→ DATA ENTRIES:
((

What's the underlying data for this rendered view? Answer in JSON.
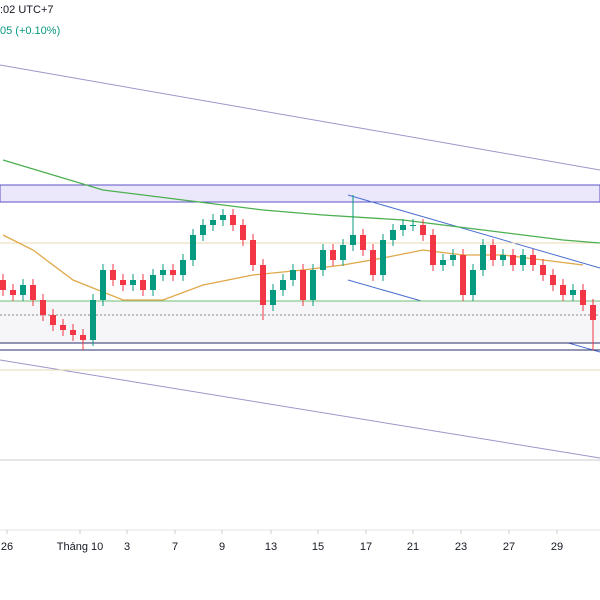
{
  "chart_data": {
    "type": "candlestick",
    "header": {
      "time": ":02 UTC+7",
      "change": "05 (+0.10%)"
    },
    "up_color": "#089981",
    "down_color": "#f23645",
    "xlim": [
      -0.3,
      59.7
    ],
    "ylim": [
      0,
      600
    ],
    "xticks": [
      {
        "value": 0.4,
        "label": "26"
      },
      {
        "value": 7.7,
        "label": "Tháng 10"
      },
      {
        "value": 12.4,
        "label": "3"
      },
      {
        "value": 17.2,
        "label": "7"
      },
      {
        "value": 21.9,
        "label": "9"
      },
      {
        "value": 26.8,
        "label": "13"
      },
      {
        "value": 31.5,
        "label": "15"
      },
      {
        "value": 36.3,
        "label": "17"
      },
      {
        "value": 41,
        "label": "21"
      },
      {
        "value": 45.8,
        "label": "23"
      },
      {
        "value": 50.6,
        "label": "27"
      },
      {
        "value": 55.4,
        "label": "29"
      }
    ],
    "open": [
      320,
      310,
      305,
      315,
      300,
      285,
      275,
      270,
      265,
      260,
      300,
      330,
      320,
      315,
      320,
      310,
      325,
      330,
      325,
      340,
      365,
      375,
      380,
      385,
      375,
      360,
      335,
      295,
      310,
      320,
      330,
      300,
      330,
      350,
      340,
      355,
      365,
      350,
      325,
      360,
      370,
      375,
      375,
      365,
      335,
      340,
      345,
      305,
      330,
      355,
      340,
      345,
      335,
      345,
      335,
      325,
      315,
      305,
      310,
      295
    ],
    "high": [
      326,
      316,
      321,
      321,
      306,
      291,
      281,
      276,
      271,
      306,
      336,
      336,
      326,
      326,
      326,
      331,
      336,
      336,
      346,
      371,
      381,
      386,
      391,
      391,
      381,
      366,
      341,
      316,
      326,
      336,
      336,
      336,
      356,
      356,
      361,
      405,
      371,
      356,
      366,
      376,
      381,
      381,
      381,
      371,
      346,
      351,
      351,
      336,
      361,
      361,
      351,
      351,
      351,
      351,
      341,
      331,
      321,
      316,
      316,
      301
    ],
    "low": [
      304,
      299,
      299,
      294,
      279,
      269,
      264,
      259,
      250,
      254,
      294,
      314,
      309,
      309,
      304,
      304,
      319,
      319,
      319,
      334,
      359,
      369,
      374,
      369,
      354,
      329,
      280,
      289,
      304,
      314,
      294,
      294,
      324,
      334,
      334,
      349,
      344,
      319,
      319,
      354,
      364,
      369,
      359,
      329,
      329,
      334,
      299,
      299,
      324,
      334,
      334,
      329,
      329,
      329,
      319,
      309,
      299,
      299,
      289,
      250
    ],
    "close": [
      310,
      305,
      315,
      300,
      285,
      275,
      270,
      265,
      260,
      300,
      330,
      320,
      315,
      320,
      310,
      325,
      330,
      325,
      340,
      365,
      375,
      380,
      385,
      375,
      360,
      335,
      295,
      310,
      320,
      330,
      300,
      330,
      350,
      340,
      355,
      365,
      350,
      325,
      360,
      370,
      375,
      375,
      365,
      335,
      340,
      345,
      305,
      330,
      355,
      340,
      345,
      335,
      345,
      335,
      325,
      315,
      305,
      310,
      295,
      280
    ],
    "series": [
      {
        "color": "#4caf50",
        "x": [
          0,
          5,
          10,
          18,
          26,
          32,
          40,
          48,
          56,
          59.7
        ],
        "values": [
          440,
          425,
          410,
          400,
          390,
          385,
          380,
          370,
          360,
          357
        ]
      },
      {
        "color": "#e0a84a",
        "x": [
          0,
          3,
          7,
          12,
          16,
          20,
          25,
          30,
          34,
          38,
          42,
          46,
          50,
          54,
          58
        ],
        "values": [
          365,
          350,
          320,
          300,
          300,
          315,
          325,
          330,
          335,
          342,
          350,
          345,
          345,
          340,
          335
        ]
      }
    ]
  }
}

))

→ REQUIRED WORK:
Report only how many lines in the entries contain "label".

→ ANSWER TO THIS PROBLEM:
12